Passage:
* * * * *

Tutor: Dr. Sara Abdali
Part III: Vulnerabilities of Detection Techniques
Additionally, we will analyze various detection strategies in terms of these vulnerabilities and put forth an optimal approach for each scenario to mitigate the risks posed by such attacks. Specifically we focus on paraphrasing attacks, spoofing attacks, rewording attacks, and data poisoning attacks with an emphasis on the research contributions of Krishna et al [1].
[1] Kalpesh Krishna, Yixiao Song, Marzena Karpinska, John Wieting, and Mohit Iyyer. 2024. Paraphrasing evades detectors of ai-generated text, but retrieval is an effective defense. Advances in Neural Information Processing Systems 36 (2024).
Tutor: Dr. Jia He
Part IV: Theoretical Perspective on the Possibility of Detection
In this section, we will explore the theoretical boundaries and possibilities of detecting AI-generated text. We will discuss the insights from Sadasivan et al. [1], who outline theoretical limits to detection capabilities, noting that the effectiveness of current methods may wane as language models evolve. Conversely, we will also present the findings from Chakraborty et al. [2], who argue for the feasibility of distinguishing between human and AI-generated texts with enough data. Additionally, we will delve into the work by Zhang et al. [3], addressing the complexities of implementing watermarking in generative models. Through these discussions, we aim to enhance the participants' understanding of the theoretical landscape surrounding AI-generated text detection.
[1] Vinu Sankar Sadasivan, Aounon Kumar, Sriram Balasubramanian, Wenxiao Wang, and Soheil Feizi. 2024. Can AI-Generated Text be Reliably Detected?
[2] Souradip Chakraborty, A. S. Bedi, Sicheng Zhu, Bang An, Dinesh Manocha, and Furong Huang. 2023. On the Possibilities of AI-Generated Text Detection. ArXiv abs/2304.04736 (2023).
[3] Hanlin Zhang, Benjamin L. Edelman, Danilo Francati, Daniele Venturi, Giuseppe Ateniese, and Boaz Barak. 2023. Watermarks in the Sand: Impossibility of Strong Watermarking for Generative Models. Cryptology ePrint Archive, Paper 2023/1776.
Tutor: Dr. Sara Abdali
Conclusion and Future Directions
Emerging opportunities for advancing the field.
The importance of creating diverse and representative datasets and identifying new discriminating features.
The need for more robust and domain-adaptive methods.

* * * * *

Instructions:
- A) Write out the tutorial outline on detecting AI-generated text word for word, everything from "[3] Hanlin Zhang, Benjamin" down to "new discriminating features.".
- B) According to the tutorial outline, which four kinds of attacks does Part III focus on?

Provided records:
* * * * *

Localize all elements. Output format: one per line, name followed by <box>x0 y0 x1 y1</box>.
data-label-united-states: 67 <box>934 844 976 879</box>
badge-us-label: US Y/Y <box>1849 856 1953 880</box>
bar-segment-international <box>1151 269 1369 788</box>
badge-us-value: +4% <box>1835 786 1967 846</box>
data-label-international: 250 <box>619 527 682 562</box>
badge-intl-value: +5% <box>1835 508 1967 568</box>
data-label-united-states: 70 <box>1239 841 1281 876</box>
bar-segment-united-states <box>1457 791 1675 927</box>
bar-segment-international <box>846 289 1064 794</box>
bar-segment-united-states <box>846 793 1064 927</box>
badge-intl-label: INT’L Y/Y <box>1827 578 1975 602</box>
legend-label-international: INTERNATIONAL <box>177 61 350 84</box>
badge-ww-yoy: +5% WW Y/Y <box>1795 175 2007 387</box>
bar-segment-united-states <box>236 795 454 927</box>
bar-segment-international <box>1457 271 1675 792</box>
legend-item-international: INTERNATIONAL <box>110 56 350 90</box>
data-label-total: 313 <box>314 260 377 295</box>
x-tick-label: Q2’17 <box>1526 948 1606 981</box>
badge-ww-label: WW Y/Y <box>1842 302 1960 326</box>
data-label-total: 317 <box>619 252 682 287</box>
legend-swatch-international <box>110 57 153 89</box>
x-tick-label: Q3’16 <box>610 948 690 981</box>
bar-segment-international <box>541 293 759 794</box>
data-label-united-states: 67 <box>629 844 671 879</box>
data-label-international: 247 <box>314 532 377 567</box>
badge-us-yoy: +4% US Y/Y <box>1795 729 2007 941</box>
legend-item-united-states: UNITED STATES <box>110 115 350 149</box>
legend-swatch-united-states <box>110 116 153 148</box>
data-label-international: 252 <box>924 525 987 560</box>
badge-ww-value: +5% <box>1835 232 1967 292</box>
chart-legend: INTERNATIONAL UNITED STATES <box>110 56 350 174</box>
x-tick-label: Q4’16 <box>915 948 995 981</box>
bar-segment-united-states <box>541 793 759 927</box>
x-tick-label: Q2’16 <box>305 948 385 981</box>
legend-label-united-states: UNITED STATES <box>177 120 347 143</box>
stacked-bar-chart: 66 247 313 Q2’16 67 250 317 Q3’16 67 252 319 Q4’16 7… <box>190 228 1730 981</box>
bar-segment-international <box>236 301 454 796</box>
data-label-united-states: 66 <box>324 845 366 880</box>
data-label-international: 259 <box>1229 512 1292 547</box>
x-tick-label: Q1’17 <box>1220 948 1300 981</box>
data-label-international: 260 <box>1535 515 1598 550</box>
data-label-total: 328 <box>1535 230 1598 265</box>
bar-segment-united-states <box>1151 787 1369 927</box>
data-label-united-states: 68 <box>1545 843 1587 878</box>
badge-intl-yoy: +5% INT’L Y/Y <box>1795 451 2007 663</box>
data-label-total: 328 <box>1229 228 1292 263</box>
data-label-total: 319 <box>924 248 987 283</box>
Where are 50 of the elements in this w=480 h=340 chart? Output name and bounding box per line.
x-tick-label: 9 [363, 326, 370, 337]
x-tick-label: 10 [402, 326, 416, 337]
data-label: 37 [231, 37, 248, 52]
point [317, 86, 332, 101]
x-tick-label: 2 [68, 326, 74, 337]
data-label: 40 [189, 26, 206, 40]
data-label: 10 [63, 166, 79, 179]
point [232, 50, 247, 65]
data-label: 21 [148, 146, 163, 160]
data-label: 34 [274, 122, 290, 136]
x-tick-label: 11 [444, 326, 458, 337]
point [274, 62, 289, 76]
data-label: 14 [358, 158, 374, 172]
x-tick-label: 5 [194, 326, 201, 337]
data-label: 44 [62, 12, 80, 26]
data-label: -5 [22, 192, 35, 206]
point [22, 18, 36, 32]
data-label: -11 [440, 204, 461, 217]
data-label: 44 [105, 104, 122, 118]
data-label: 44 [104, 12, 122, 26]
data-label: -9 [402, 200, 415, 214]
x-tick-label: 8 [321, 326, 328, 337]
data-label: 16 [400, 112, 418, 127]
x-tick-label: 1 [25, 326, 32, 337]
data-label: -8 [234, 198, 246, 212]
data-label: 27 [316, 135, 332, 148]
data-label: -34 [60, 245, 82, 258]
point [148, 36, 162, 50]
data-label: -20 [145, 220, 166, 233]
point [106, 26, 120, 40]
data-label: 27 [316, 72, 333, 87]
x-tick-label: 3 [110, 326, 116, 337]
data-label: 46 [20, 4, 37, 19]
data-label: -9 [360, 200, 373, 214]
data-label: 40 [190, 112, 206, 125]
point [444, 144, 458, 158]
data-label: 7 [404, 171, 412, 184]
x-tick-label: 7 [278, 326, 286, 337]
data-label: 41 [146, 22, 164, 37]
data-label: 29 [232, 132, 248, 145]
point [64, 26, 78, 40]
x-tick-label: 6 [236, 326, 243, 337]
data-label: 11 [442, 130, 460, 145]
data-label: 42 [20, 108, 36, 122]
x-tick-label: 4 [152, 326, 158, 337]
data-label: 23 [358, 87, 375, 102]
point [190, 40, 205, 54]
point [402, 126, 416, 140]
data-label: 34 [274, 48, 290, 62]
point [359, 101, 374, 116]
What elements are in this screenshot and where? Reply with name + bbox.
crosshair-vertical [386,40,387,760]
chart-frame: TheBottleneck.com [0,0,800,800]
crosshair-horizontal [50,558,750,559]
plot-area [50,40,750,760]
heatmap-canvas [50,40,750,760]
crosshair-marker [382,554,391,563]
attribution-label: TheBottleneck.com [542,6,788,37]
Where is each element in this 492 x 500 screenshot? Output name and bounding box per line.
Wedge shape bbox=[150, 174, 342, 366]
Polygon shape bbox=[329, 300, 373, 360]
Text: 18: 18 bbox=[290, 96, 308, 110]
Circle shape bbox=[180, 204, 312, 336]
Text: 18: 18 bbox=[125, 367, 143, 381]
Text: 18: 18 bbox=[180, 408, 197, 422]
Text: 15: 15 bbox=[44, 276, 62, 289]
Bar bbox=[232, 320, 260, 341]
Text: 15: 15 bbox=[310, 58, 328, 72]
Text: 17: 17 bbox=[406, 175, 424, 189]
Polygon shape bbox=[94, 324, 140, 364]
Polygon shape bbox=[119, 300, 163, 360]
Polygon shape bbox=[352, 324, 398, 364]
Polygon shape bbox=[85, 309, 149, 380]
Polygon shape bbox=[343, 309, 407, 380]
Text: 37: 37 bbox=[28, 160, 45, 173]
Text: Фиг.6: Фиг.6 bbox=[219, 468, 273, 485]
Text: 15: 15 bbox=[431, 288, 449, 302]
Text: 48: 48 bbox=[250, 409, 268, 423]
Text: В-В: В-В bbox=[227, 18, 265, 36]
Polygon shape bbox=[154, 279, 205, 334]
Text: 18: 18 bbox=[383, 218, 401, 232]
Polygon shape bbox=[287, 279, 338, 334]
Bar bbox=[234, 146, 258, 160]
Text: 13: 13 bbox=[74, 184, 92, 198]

* * * * *

Task-by-task results:
- A)
[3] Hanlin Zhang, Benjamin L. Edelman, Danilo Francati, Daniele Venturi, Giuseppe Ateniese, and Boaz Barak. 2023. Watermarks in the Sand: Impossibility of Strong Watermarking for Generative Models. Cryptology ePrint Archive, Paper 2023/1776.
Tutor: Dr. Sara Abdali
Conclusion and Future Directions
Emerging opportunities for advancing the field.
The importance of creating diverse and representative datasets and identifying new discriminating features.

- B) Paraphrasing attacks, spoofing attacks, rewording attacks, and data poisoning attacks.